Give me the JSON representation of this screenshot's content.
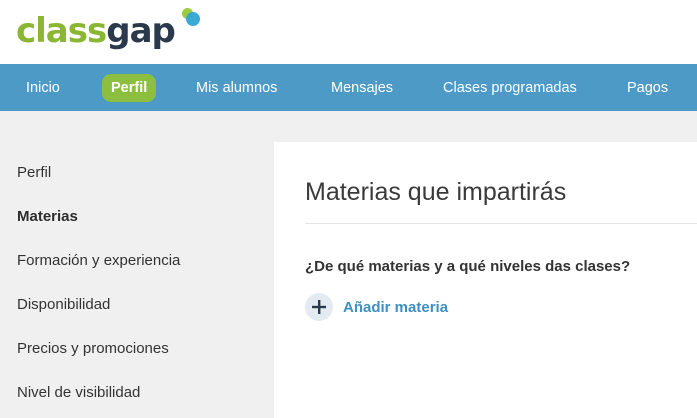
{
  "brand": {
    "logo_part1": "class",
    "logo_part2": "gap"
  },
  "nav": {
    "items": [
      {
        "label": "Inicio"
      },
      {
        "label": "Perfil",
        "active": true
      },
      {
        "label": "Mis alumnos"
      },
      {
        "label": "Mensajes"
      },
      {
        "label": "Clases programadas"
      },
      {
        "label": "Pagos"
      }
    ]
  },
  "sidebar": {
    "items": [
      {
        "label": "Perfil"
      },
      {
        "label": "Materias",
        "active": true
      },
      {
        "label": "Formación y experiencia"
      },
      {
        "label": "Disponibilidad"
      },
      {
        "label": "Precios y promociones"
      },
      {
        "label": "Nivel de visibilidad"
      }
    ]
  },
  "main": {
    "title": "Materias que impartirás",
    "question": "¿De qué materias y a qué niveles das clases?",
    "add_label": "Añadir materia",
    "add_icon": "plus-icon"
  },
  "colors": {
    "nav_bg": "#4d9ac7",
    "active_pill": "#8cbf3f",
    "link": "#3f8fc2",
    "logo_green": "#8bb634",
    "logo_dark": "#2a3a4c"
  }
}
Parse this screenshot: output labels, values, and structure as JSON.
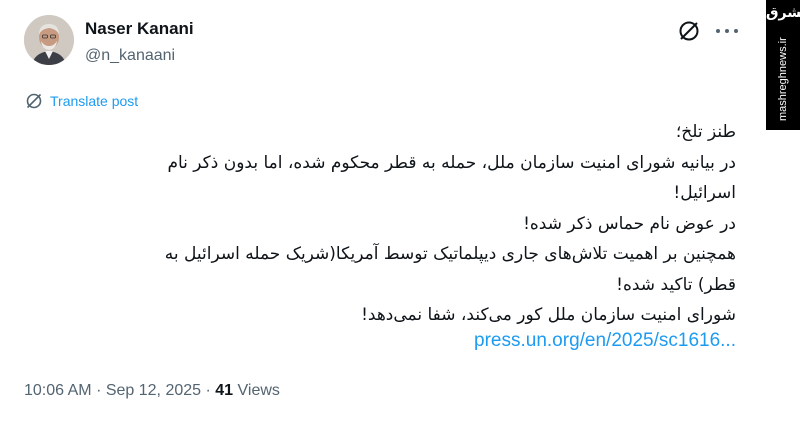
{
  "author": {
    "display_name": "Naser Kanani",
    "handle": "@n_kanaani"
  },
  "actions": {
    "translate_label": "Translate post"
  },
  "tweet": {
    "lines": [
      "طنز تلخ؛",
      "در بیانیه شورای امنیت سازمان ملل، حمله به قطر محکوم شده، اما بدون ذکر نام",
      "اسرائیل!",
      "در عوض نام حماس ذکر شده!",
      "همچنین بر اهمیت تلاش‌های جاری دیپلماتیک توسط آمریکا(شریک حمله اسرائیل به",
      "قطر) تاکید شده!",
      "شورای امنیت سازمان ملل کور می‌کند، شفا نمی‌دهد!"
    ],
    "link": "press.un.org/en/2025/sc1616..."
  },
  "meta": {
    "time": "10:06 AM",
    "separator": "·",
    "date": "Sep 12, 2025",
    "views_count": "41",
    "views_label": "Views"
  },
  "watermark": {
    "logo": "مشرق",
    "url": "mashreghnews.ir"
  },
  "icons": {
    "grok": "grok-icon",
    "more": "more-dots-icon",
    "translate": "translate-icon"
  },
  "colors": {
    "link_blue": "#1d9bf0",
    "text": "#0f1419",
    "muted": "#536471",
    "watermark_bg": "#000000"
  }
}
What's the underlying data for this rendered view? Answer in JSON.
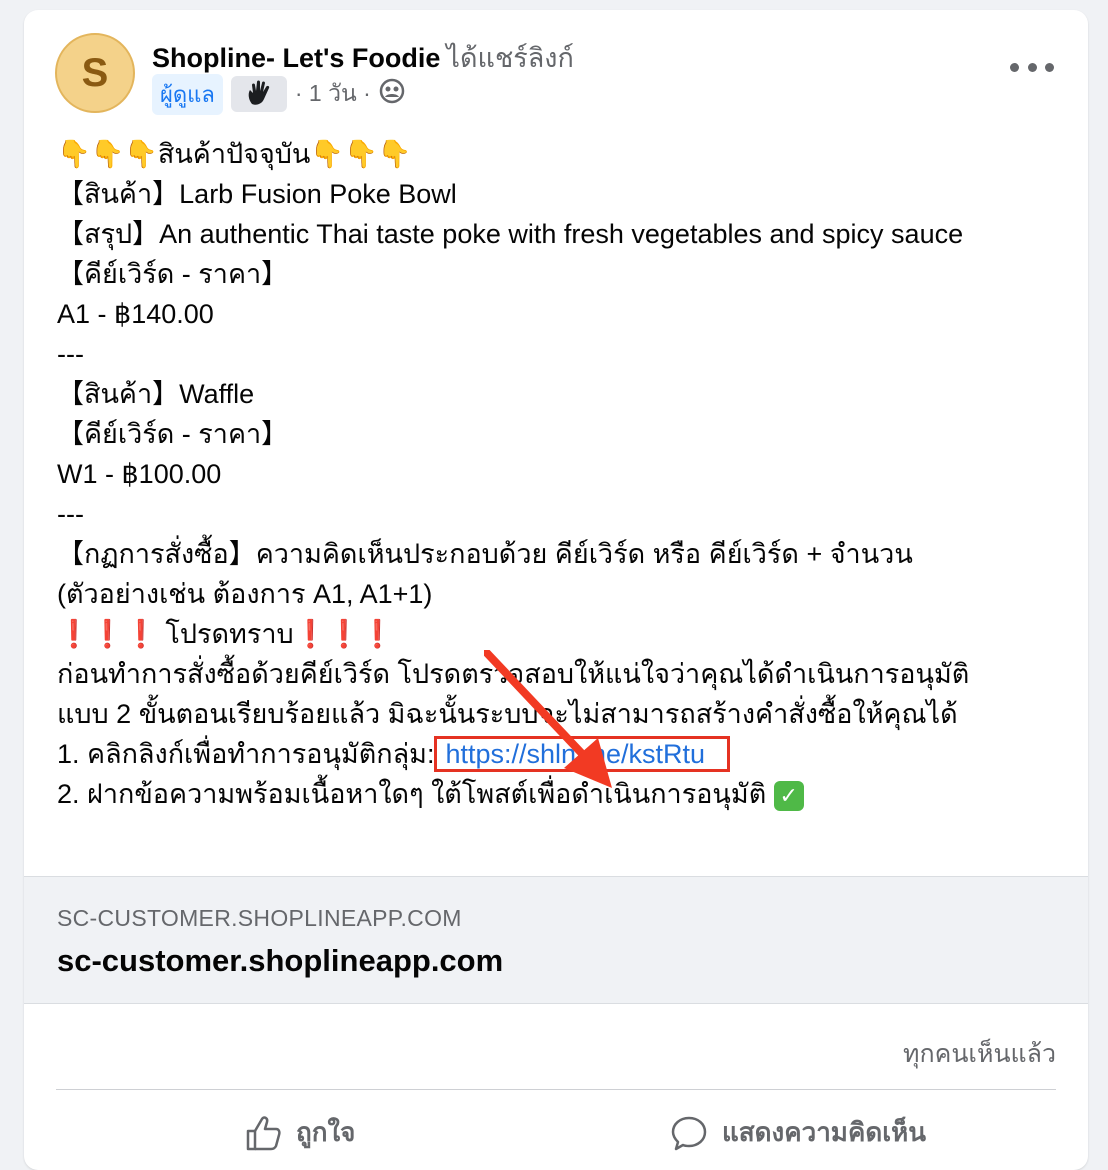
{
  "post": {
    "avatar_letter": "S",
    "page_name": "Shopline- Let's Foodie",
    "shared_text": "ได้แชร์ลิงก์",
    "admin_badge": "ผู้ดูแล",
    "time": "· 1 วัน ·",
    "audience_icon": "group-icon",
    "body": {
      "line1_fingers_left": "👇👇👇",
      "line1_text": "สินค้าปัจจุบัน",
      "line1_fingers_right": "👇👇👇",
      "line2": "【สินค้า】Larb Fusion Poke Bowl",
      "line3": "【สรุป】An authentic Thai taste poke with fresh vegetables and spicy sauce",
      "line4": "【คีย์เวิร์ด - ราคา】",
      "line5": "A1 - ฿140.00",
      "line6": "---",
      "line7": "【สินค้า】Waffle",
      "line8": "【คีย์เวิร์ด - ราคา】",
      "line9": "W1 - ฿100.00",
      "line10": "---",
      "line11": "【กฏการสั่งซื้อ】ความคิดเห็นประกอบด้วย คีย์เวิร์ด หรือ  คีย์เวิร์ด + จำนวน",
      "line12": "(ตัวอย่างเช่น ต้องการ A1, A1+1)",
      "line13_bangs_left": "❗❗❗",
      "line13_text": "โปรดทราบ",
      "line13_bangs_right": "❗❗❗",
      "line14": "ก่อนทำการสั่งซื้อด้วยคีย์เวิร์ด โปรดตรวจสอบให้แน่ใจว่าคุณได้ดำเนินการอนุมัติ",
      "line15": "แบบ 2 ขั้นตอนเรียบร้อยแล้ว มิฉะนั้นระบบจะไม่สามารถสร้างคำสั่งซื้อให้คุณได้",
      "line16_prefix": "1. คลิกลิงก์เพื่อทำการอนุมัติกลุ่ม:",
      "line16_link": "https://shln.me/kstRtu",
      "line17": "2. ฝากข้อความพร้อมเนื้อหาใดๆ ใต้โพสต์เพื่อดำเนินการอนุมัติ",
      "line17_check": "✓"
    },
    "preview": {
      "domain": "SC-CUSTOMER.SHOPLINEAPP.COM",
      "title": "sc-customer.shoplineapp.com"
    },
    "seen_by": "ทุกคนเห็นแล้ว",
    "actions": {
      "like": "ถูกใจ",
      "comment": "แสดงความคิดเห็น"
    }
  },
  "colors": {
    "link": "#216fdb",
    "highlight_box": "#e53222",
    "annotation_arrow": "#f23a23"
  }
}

|---|

#### [Work to complete]
Quote exactly, and only, the lines from the line containing "What's the underlying" through the final line of the records above, both included, omitting any pictures.

#### [Finished answer]
What's the underlying data for this rendered view? Answer in JSON.
{
  "post": {
    "avatar_letter": "S",
    "page_name": "Shopline- Let's Foodie",
    "shared_text": "ได้แชร์ลิงก์",
    "admin_badge": "ผู้ดูแล",
    "time": "· 1 วัน ·",
    "audience_icon": "group-icon",
    "body": {
      "line1_fingers_left": "👇👇👇",
      "line1_text": "สินค้าปัจจุบัน",
      "line1_fingers_right": "👇👇👇",
      "line2": "【สินค้า】Larb Fusion Poke Bowl",
      "line3": "【สรุป】An authentic Thai taste poke with fresh vegetables and spicy sauce",
      "line4": "【คีย์เวิร์ด - ราคา】",
      "line5": "A1 - ฿140.00",
      "line6": "---",
      "line7": "【สินค้า】Waffle",
      "line8": "【คีย์เวิร์ด - ราคา】",
      "line9": "W1 - ฿100.00",
      "line10": "---",
      "line11": "【กฏการสั่งซื้อ】ความคิดเห็นประกอบด้วย คีย์เวิร์ด หรือ  คีย์เวิร์ด + จำนวน",
      "line12": "(ตัวอย่างเช่น ต้องการ A1, A1+1)",
      "line13_bangs_left": "❗❗❗",
      "line13_text": "โปรดทราบ",
      "line13_bangs_right": "❗❗❗",
      "line14": "ก่อนทำการสั่งซื้อด้วยคีย์เวิร์ด โปรดตรวจสอบให้แน่ใจว่าคุณได้ดำเนินการอนุมัติ",
      "line15": "แบบ 2 ขั้นตอนเรียบร้อยแล้ว มิฉะนั้นระบบจะไม่สามารถสร้างคำสั่งซื้อให้คุณได้",
      "line16_prefix": "1. คลิกลิงก์เพื่อทำการอนุมัติกลุ่ม:",
      "line16_link": "https://shln.me/kstRtu",
      "line17": "2. ฝากข้อความพร้อมเนื้อหาใดๆ ใต้โพสต์เพื่อดำเนินการอนุมัติ",
      "line17_check": "✓"
    },
    "preview": {
      "domain": "SC-CUSTOMER.SHOPLINEAPP.COM",
      "title": "sc-customer.shoplineapp.com"
    },
    "seen_by": "ทุกคนเห็นแล้ว",
    "actions": {
      "like": "ถูกใจ",
      "comment": "แสดงความคิดเห็น"
    }
  },
  "colors": {
    "link": "#216fdb",
    "highlight_box": "#e53222",
    "annotation_arrow": "#f23a23"
  }
}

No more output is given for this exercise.